WHAT IS EXPECTED → The answer is every line in the data below that contains the word "Mappe".

EXTRACTED RECORDS →
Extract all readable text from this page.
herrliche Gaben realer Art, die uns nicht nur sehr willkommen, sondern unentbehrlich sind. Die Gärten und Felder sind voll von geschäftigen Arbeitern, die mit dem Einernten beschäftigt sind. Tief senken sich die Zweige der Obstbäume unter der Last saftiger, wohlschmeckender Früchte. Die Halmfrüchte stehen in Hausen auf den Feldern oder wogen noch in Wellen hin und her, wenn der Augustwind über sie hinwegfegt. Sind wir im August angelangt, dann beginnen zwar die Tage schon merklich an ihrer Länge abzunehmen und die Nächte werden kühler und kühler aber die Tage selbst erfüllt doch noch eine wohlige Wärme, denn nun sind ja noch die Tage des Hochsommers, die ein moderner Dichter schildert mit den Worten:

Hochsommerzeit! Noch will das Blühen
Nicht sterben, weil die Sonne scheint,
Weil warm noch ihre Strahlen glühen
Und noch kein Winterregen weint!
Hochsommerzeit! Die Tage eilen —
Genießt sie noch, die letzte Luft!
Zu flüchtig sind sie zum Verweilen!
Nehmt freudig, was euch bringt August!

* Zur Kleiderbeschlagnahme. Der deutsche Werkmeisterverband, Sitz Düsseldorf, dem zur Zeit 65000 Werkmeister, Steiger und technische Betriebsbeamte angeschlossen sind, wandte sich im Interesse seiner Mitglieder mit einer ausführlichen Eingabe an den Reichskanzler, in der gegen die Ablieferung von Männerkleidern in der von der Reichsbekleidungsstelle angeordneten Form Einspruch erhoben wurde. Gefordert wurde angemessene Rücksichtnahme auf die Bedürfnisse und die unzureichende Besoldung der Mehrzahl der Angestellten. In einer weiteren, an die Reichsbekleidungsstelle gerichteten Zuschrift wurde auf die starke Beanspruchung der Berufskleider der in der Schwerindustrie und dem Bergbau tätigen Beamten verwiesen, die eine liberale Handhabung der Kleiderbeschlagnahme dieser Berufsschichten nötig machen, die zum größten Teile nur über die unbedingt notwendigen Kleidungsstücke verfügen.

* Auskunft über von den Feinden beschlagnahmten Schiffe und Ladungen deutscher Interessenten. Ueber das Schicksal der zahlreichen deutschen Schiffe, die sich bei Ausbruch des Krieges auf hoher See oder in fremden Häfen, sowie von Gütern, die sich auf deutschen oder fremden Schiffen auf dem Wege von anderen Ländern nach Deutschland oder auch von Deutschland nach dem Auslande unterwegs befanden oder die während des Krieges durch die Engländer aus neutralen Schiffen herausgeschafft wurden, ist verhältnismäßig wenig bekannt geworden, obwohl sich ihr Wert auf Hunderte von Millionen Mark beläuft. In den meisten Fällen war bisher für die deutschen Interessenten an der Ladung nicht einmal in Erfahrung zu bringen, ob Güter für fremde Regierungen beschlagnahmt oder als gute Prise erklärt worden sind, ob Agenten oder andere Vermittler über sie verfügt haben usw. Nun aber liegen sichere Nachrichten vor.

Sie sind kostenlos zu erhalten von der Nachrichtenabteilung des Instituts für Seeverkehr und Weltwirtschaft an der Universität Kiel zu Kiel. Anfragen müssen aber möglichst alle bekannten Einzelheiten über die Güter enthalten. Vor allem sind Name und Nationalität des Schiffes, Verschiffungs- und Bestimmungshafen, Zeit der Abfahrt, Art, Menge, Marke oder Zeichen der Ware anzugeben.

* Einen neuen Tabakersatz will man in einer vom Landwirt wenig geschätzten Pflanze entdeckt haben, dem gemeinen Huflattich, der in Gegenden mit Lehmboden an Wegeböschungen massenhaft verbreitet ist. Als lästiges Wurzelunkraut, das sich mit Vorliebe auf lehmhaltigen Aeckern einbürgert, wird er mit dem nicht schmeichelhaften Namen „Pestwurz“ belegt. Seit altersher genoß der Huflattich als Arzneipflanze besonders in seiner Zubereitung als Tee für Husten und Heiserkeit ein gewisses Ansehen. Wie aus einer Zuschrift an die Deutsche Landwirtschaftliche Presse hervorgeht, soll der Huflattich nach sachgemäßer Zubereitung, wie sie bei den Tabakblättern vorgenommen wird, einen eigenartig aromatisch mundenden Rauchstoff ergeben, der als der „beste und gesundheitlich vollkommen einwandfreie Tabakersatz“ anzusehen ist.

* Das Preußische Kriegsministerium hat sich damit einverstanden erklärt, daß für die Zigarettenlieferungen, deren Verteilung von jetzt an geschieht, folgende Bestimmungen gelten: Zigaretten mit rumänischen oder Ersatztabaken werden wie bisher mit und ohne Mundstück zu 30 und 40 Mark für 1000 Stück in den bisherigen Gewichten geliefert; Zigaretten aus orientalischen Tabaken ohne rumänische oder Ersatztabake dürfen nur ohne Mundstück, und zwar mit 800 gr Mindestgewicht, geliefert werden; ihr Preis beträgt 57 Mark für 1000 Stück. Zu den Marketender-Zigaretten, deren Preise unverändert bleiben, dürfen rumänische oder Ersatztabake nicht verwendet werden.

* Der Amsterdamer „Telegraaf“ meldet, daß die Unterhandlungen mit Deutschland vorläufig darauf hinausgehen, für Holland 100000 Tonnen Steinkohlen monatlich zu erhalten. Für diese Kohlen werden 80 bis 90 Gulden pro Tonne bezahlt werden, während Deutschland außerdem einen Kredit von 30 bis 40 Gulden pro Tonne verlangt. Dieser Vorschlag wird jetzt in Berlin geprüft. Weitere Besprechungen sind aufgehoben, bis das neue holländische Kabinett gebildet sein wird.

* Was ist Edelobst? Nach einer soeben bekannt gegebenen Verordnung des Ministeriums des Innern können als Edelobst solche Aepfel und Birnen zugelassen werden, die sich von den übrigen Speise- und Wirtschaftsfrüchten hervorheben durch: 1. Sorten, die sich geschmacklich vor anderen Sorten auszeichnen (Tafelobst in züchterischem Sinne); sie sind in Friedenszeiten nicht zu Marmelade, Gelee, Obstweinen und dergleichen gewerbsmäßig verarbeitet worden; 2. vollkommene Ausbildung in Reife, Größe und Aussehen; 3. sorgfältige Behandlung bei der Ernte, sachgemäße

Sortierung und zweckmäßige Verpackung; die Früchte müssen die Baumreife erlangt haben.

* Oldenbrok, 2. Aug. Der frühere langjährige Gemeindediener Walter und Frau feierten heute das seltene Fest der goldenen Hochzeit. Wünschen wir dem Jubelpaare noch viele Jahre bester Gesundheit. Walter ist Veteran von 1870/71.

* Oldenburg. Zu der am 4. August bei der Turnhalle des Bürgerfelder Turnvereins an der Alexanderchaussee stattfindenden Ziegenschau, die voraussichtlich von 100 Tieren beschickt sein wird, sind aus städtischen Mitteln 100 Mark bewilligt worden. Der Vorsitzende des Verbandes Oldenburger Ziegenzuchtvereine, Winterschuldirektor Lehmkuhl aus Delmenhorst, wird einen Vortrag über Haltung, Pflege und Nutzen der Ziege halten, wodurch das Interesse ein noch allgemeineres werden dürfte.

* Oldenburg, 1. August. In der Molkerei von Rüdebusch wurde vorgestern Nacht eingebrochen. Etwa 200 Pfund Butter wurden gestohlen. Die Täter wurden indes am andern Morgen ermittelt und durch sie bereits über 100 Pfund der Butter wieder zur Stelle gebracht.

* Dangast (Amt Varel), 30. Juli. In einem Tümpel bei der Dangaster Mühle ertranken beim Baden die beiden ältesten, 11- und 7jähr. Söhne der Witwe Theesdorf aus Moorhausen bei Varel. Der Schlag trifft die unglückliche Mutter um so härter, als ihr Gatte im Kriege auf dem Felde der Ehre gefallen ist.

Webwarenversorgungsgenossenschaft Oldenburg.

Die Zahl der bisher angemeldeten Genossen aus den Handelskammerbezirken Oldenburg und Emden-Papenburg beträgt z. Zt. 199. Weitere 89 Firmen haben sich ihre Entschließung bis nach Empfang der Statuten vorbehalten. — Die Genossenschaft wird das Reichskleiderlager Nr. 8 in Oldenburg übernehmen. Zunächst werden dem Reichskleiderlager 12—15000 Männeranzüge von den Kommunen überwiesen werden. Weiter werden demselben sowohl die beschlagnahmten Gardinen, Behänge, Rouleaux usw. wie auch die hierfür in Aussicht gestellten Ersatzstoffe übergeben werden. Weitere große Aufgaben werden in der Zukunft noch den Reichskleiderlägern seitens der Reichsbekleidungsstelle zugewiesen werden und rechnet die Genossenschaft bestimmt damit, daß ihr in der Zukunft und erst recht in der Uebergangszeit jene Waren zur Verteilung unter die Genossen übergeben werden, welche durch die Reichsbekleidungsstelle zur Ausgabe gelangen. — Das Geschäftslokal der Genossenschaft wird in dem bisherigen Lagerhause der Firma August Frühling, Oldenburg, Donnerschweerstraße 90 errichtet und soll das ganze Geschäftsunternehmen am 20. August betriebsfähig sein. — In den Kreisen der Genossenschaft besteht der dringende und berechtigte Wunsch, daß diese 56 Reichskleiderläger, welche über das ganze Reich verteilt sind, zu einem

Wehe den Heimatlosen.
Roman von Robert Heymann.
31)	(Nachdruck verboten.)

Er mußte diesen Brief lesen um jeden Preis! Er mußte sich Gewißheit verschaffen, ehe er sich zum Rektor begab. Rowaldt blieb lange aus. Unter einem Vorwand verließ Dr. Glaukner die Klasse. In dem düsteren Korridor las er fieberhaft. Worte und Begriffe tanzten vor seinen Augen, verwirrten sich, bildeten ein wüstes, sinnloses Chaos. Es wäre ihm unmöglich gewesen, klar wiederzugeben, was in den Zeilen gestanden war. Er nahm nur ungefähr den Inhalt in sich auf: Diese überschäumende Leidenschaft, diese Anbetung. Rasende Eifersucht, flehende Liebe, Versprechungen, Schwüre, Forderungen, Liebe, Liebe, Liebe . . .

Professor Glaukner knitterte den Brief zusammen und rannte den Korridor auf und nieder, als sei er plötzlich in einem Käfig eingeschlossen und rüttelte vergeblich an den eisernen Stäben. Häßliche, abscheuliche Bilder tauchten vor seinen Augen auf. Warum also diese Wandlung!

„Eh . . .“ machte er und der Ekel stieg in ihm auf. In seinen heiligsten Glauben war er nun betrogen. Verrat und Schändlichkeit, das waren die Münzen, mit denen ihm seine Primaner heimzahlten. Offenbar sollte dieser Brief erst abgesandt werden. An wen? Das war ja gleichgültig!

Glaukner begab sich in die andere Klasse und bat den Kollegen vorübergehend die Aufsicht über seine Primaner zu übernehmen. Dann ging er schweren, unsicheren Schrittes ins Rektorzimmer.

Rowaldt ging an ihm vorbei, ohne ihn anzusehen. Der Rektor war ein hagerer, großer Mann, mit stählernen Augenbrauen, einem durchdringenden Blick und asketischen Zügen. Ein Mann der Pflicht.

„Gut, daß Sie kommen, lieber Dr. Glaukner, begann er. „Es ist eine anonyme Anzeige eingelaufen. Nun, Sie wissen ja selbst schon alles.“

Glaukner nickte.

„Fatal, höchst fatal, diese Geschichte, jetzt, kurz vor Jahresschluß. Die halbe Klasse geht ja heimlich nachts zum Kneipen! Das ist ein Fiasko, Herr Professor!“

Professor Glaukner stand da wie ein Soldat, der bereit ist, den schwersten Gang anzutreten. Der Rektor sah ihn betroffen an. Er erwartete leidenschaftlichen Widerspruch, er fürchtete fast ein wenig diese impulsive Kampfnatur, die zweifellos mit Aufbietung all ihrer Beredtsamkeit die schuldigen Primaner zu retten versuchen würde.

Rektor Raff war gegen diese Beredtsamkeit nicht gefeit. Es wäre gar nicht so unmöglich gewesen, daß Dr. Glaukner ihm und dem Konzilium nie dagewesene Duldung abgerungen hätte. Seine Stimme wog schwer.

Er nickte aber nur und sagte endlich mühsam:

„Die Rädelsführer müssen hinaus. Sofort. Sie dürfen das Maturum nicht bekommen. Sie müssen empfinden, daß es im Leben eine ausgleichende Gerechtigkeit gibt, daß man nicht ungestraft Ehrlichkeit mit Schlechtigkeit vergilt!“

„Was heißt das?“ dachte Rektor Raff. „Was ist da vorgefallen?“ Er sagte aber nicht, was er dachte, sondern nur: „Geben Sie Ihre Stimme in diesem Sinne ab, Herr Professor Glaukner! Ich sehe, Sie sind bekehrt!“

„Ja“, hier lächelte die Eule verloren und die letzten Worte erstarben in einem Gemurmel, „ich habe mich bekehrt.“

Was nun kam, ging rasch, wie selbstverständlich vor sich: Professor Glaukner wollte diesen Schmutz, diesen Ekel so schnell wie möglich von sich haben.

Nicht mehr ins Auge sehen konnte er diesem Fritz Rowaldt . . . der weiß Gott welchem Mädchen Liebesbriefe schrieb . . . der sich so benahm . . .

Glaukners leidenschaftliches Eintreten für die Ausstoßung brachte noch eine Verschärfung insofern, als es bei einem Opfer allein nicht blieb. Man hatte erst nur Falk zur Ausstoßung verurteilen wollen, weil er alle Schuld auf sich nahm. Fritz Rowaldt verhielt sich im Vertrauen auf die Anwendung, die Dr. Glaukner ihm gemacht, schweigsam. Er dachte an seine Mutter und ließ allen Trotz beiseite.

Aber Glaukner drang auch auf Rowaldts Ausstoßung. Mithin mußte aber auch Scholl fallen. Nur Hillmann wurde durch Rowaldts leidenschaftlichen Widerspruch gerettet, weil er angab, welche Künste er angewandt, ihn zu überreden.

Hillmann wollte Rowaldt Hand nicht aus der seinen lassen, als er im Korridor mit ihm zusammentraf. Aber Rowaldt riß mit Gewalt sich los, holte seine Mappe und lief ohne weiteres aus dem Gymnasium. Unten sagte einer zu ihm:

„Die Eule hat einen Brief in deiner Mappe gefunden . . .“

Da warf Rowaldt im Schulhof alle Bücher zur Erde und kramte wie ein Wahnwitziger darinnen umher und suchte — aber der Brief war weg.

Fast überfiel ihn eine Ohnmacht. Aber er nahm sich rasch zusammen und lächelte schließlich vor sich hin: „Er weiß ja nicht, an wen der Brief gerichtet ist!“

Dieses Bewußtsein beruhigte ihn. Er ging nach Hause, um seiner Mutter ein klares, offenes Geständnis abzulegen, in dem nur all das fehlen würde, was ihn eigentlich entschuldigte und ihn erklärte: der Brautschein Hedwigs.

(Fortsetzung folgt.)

FINISHED TASK →
Hillmann wollte Rowaldt Hand nicht aus der seinen lassen, als er im Korridor mit ihm zusammentraf. Aber Rowaldt riß mit Gewalt sich los, holte seine Mappe und lief ohne weiteres aus dem Gymnasium. Unten sagte einer zu ihm:
„Die Eule hat einen Brief in deiner Mappe gefunden . . .“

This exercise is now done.